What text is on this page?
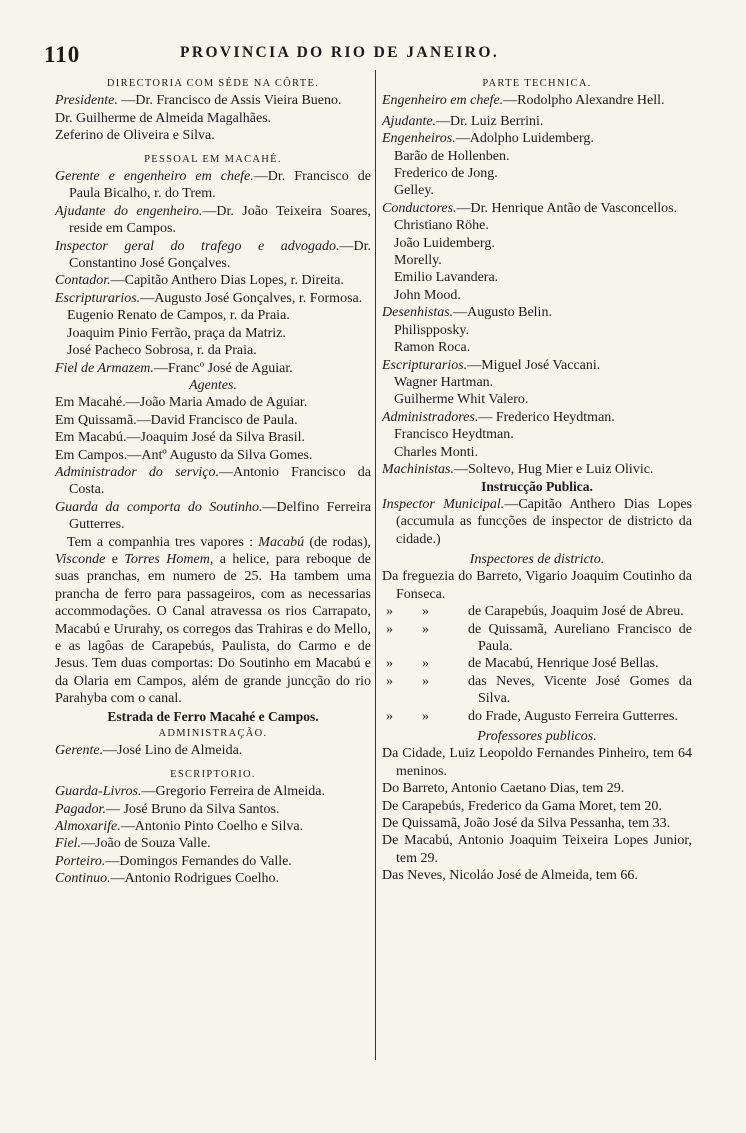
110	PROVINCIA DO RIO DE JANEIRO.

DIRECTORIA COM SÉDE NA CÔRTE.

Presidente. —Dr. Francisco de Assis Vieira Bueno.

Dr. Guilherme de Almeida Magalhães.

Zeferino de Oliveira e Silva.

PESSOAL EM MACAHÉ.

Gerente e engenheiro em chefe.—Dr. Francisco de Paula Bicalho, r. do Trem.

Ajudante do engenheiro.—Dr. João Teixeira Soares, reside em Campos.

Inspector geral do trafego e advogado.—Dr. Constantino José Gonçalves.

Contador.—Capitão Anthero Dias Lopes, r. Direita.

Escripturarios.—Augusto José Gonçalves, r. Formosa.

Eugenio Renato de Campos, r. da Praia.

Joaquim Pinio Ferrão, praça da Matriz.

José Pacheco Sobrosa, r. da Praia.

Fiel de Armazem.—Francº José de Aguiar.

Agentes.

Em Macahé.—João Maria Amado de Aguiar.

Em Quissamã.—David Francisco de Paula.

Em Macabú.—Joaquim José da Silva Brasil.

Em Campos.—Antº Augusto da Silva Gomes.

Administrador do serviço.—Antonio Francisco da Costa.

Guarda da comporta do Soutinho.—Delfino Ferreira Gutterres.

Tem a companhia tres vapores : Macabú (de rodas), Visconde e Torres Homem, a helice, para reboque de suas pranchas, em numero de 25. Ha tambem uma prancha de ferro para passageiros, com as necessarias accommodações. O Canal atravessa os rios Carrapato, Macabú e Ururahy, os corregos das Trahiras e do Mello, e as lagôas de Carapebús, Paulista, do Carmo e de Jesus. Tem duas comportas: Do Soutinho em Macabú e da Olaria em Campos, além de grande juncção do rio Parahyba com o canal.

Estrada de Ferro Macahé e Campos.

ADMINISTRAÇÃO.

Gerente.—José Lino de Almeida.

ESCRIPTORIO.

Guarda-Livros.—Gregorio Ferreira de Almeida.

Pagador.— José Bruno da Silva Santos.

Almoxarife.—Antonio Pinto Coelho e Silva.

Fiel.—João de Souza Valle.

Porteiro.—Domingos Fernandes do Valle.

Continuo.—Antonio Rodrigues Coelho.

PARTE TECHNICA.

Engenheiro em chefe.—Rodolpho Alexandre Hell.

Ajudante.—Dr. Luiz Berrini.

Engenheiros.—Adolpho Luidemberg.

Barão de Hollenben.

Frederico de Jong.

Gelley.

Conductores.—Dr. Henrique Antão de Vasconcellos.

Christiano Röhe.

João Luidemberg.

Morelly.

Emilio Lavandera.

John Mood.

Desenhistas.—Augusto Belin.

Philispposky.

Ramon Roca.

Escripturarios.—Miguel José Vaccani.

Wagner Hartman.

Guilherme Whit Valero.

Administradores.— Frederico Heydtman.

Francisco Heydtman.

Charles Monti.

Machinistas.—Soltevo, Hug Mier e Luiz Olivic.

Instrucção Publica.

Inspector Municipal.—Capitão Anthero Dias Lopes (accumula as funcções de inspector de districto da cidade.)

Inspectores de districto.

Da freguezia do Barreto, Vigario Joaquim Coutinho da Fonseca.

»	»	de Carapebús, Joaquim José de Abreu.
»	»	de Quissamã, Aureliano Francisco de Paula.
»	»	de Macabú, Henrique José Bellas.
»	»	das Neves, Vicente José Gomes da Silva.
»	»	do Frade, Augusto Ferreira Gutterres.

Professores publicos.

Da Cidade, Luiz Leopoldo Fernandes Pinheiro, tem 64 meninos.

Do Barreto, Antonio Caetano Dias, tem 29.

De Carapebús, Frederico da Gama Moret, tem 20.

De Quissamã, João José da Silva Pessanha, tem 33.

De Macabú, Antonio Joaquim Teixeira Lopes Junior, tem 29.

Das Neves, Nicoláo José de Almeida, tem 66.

+---+

Given problem: Only a number is expected here: the count of lines in the listing that hold the string "Soutinho".

Task response: 2